Give the number of lines in the records below that include "соответствующем". Reply with that number alone.
━━━━━ Supplied material
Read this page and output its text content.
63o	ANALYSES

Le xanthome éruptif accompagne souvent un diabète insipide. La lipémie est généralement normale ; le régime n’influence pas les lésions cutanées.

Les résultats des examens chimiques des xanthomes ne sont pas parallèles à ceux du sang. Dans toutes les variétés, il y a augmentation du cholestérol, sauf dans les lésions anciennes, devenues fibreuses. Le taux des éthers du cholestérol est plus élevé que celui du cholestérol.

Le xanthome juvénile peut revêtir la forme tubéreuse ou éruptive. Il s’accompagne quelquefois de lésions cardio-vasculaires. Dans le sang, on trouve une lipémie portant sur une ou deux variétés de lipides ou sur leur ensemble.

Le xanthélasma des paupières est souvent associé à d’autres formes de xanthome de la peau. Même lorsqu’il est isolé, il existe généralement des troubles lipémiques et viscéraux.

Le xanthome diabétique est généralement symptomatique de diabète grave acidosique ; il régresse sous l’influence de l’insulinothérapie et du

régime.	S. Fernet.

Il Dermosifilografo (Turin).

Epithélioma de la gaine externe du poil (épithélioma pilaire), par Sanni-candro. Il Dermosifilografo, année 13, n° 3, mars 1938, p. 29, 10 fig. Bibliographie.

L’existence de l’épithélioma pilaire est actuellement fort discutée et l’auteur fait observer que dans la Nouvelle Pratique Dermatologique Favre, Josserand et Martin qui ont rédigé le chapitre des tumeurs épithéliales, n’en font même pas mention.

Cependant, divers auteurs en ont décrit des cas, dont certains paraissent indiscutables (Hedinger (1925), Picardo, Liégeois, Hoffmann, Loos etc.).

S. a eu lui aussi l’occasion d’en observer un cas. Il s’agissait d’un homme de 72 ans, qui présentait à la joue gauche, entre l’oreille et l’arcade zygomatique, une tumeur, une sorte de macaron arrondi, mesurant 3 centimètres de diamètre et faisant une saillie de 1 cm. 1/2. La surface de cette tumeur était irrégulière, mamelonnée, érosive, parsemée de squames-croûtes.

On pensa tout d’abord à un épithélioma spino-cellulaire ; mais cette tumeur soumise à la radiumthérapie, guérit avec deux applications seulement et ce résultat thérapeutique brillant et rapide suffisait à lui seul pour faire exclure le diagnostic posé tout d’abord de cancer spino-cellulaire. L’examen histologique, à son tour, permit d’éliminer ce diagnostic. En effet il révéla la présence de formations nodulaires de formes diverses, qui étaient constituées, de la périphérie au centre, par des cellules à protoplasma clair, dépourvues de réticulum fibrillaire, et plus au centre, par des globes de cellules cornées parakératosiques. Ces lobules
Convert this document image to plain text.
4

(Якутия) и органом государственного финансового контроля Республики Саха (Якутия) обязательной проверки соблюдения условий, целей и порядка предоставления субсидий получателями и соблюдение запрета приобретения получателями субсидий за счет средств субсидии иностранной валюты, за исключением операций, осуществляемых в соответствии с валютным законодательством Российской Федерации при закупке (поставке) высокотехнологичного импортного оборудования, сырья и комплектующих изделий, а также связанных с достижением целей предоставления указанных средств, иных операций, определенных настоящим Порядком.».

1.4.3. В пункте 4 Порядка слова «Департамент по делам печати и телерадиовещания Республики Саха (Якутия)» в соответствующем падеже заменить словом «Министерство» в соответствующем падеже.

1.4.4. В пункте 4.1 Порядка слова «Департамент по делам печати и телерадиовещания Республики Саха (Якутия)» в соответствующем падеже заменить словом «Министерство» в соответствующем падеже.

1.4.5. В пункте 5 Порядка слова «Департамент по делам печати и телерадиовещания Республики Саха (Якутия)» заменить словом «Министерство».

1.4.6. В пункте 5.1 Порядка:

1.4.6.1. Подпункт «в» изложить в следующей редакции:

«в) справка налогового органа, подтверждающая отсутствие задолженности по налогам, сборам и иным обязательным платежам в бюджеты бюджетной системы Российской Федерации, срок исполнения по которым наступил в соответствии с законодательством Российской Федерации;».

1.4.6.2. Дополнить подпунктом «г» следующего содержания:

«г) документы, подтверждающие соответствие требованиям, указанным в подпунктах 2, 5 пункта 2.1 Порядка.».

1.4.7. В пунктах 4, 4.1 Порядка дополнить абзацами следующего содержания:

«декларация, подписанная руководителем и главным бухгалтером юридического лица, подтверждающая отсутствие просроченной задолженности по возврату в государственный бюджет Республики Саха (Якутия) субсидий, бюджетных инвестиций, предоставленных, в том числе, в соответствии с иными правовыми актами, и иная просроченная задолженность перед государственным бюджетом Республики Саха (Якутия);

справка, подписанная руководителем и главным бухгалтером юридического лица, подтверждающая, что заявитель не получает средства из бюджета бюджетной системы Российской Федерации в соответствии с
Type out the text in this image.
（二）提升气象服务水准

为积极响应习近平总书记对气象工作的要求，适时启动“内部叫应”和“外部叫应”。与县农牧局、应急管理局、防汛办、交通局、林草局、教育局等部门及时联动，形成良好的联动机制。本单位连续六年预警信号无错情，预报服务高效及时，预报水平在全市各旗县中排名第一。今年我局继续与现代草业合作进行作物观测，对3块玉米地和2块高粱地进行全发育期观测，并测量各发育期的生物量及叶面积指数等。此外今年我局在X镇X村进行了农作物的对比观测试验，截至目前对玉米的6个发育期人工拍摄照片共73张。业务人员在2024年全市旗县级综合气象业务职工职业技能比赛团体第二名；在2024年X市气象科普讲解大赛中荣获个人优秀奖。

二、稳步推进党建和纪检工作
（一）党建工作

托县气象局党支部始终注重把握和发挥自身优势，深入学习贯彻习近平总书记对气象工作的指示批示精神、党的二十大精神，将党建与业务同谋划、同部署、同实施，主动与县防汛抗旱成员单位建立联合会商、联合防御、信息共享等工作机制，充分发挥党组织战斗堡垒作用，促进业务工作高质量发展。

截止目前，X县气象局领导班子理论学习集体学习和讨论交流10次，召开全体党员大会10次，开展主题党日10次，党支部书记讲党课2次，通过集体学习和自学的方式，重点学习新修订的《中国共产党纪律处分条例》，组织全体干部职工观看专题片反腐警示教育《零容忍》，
━━━━━━━━━━
■ Task answer
2